Stated task: Copy the passage of the chapter summary below, beginning at the words "In a study done" and stopping after "the capitalist class.", and change "pretense" to "pretext".

Extract provided:
Chapter 11 Summary: “Rape, Racism, and the Myth of the Black Rapist”

Davis extensively explores the creation of the “Black rapist” myth and its effects. Davis finds it troubling that the charge of rape has historically been disproportionately directed at Black men, guilty or not. For instance, between 1930 and 1967, 405 of the 455 men convicted of and executed for rape were Black. Conversely, rapes committed by white men against working-class or Black women have been relatively ignored. As such, Davis argues, there is a “historical knot binding” Black women (173), long abused by white men, and Black men, lynched due to racist false rape charges.

In a study done by Ida B. Wells, she calculated that between 1865-1895, there had been approximately 10,000 lynchings and that only three white men had faced execution for their role in the violence. Although not the original justification, rape eventually emerged as the key pretense for lynching; it was a particularly effective weapon because people were hesitant to defend rapists and protest associated lynchings, leading to a decline in white support for Black liberation overall. Most lynchings, however, did not use rape as an excuse. This racist ideology also had the effect of bringing white working-class men into racial solidarity with other white men, including their employers, ultimately benefiting the capitalist class.

Extracted data:
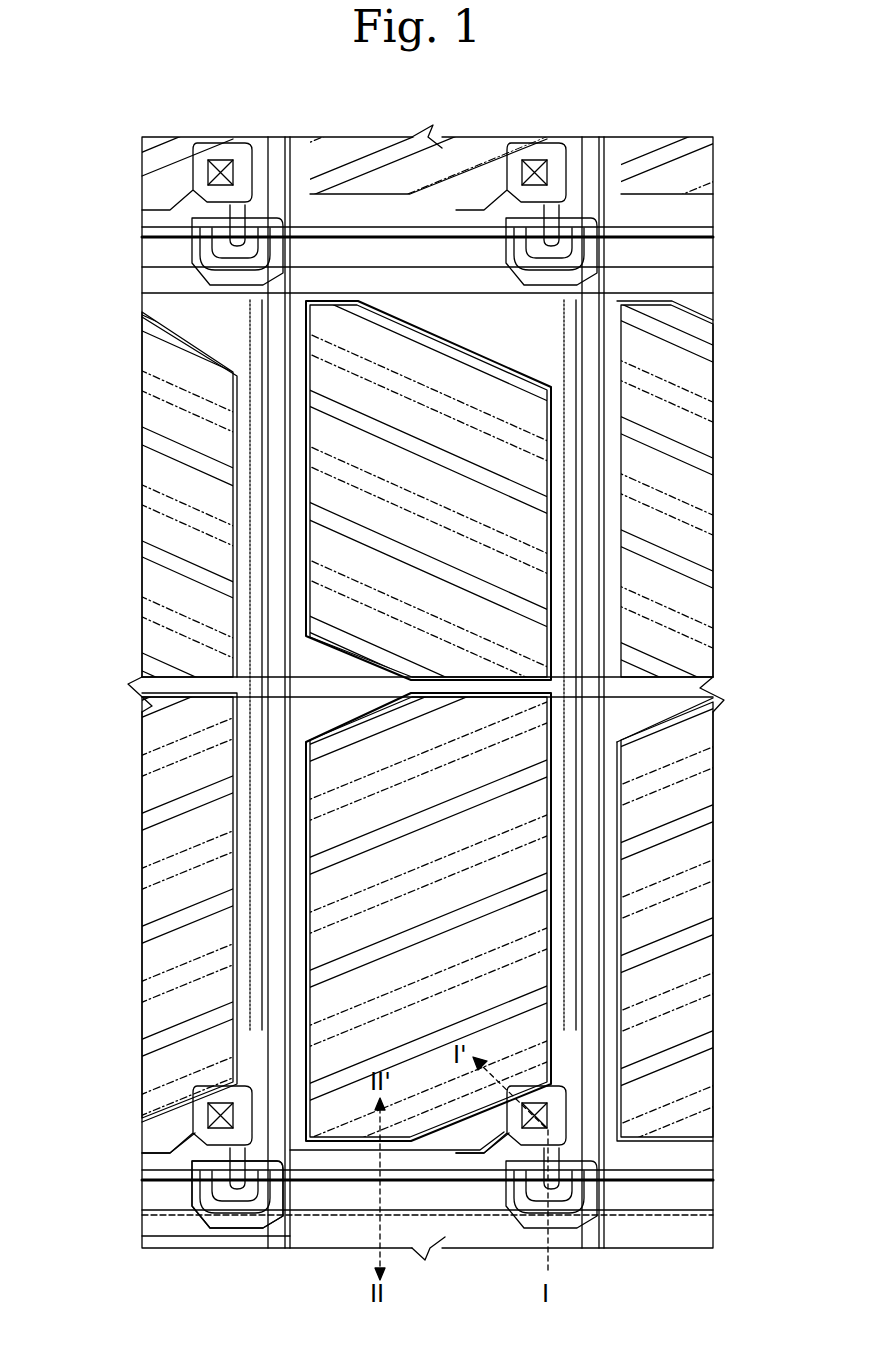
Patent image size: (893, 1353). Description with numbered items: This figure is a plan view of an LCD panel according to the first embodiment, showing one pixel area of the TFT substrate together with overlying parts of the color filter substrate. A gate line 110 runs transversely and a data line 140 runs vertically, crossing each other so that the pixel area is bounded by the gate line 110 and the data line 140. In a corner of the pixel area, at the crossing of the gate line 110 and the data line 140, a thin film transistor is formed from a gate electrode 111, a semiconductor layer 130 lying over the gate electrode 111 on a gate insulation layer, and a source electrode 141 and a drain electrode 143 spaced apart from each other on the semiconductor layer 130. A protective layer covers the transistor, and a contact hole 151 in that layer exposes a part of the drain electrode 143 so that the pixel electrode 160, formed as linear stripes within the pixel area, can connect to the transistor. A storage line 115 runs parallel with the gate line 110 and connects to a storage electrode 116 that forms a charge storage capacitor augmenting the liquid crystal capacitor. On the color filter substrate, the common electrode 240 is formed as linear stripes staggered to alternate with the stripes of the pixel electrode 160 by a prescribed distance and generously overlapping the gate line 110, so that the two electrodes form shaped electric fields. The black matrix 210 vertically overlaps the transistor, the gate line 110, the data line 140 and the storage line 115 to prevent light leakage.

The gate line 110 is at (305, 1203).
The gate electrode 111 is at (525, 1162).
The storage line 115 is at (155, 688).
The storage electrode 116 is at (300, 762).
The semiconductor layer 130 is at (572, 1195).
The data line 140 is at (277, 1237).
The source electrode 141 is at (540, 1217).
The drain electrode 143 is at (600, 1187).
The contact hole 151 is at (543, 1107).
The pixel electrode 160 is at (343, 1162).
The black matrix 210 is at (427, 1130).
The common electrode 240 is at (547, 1047).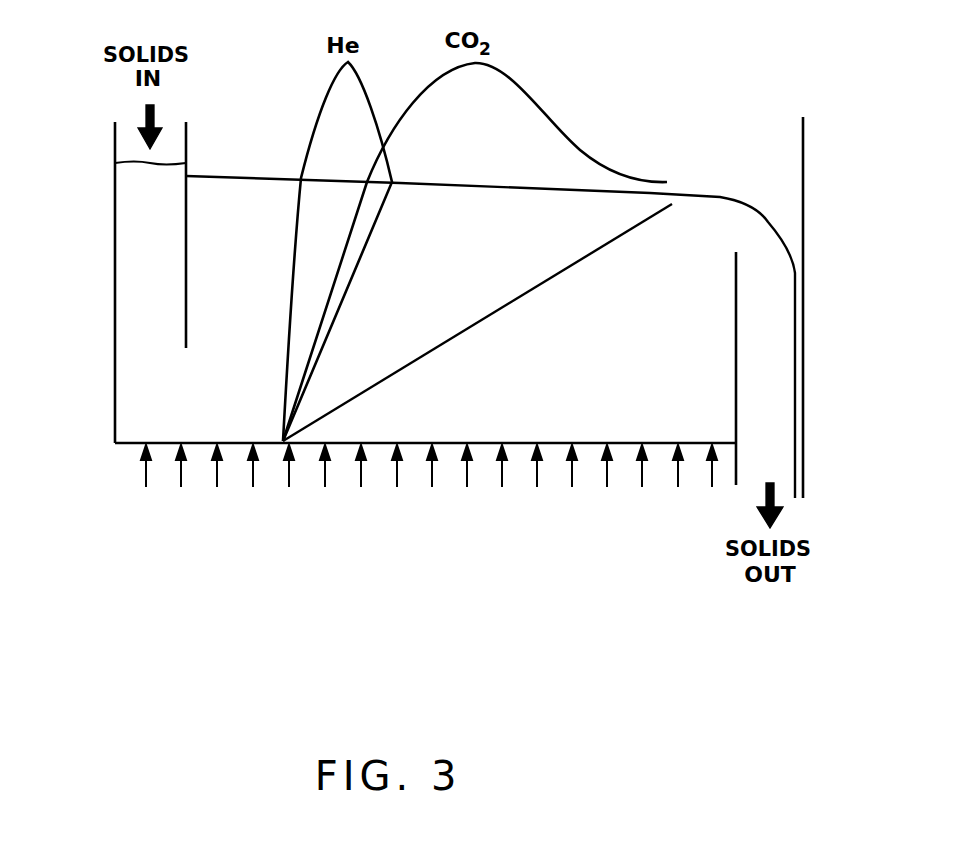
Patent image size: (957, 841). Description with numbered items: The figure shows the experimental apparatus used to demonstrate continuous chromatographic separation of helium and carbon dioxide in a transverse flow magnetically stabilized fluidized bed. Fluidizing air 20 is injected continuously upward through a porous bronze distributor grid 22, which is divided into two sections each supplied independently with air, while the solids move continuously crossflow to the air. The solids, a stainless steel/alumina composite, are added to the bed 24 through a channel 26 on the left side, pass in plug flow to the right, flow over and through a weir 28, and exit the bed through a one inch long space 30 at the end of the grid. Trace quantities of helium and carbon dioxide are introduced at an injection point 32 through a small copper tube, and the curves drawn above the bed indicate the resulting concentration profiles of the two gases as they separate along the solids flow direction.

The fluidizing air 20 is at (397, 487).
The porous bronze distributor grid 22 is at (445, 443).
The bed 24 is at (597, 383).
The channel 26 is at (138, 263).
The weir 28 is at (736, 316).
The space 30 is at (775, 341).
The injection point 32 is at (282, 438).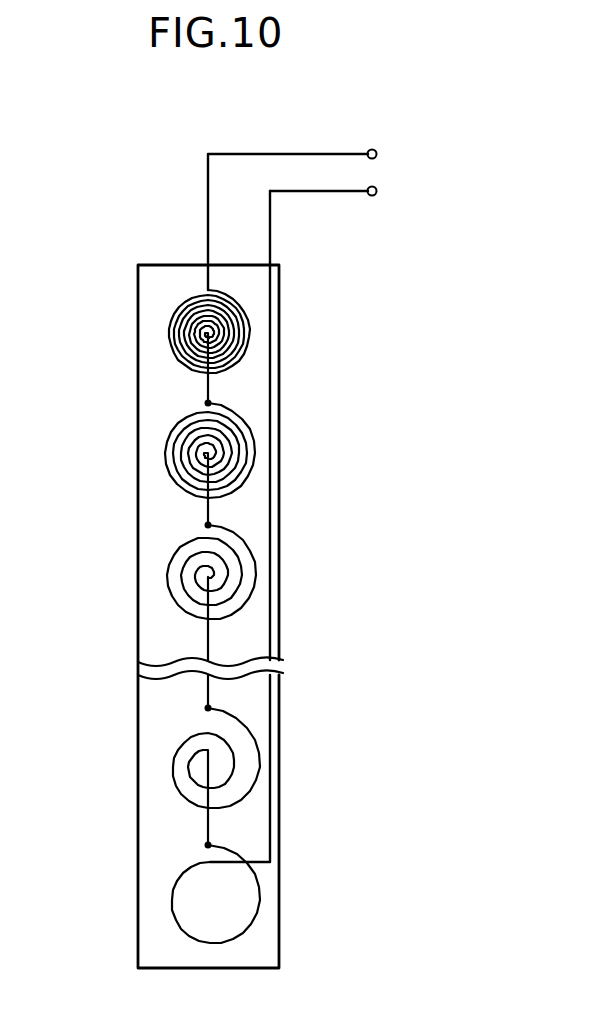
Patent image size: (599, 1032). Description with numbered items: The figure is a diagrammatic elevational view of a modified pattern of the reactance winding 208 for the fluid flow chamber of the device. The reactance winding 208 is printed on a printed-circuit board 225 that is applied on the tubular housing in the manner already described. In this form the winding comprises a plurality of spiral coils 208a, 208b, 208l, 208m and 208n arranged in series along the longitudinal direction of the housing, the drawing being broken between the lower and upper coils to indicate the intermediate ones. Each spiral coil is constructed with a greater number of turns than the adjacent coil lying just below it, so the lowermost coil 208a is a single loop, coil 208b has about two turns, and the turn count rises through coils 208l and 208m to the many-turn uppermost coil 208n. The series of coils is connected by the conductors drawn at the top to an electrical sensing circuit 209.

Exercise response:
In a study done by Ida B. Wells, she calculated that between 1865-1895, there had been approximately 10,000 lynchings and that only three white men had faced execution for their role in the violence. Although not the original justification, rape eventually emerged as the key pretext for lynching; it was a particularly effective weapon because people were hesitant to defend rapists and protest associated lynchings, leading to a decline in white support for Black liberation overall. Most lynchings, however, did not use rape as an excuse. This racist ideology also had the effect of bringing white working-class men into racial solidarity with other white men, including their employers, ultimately benefiting the capitalist class.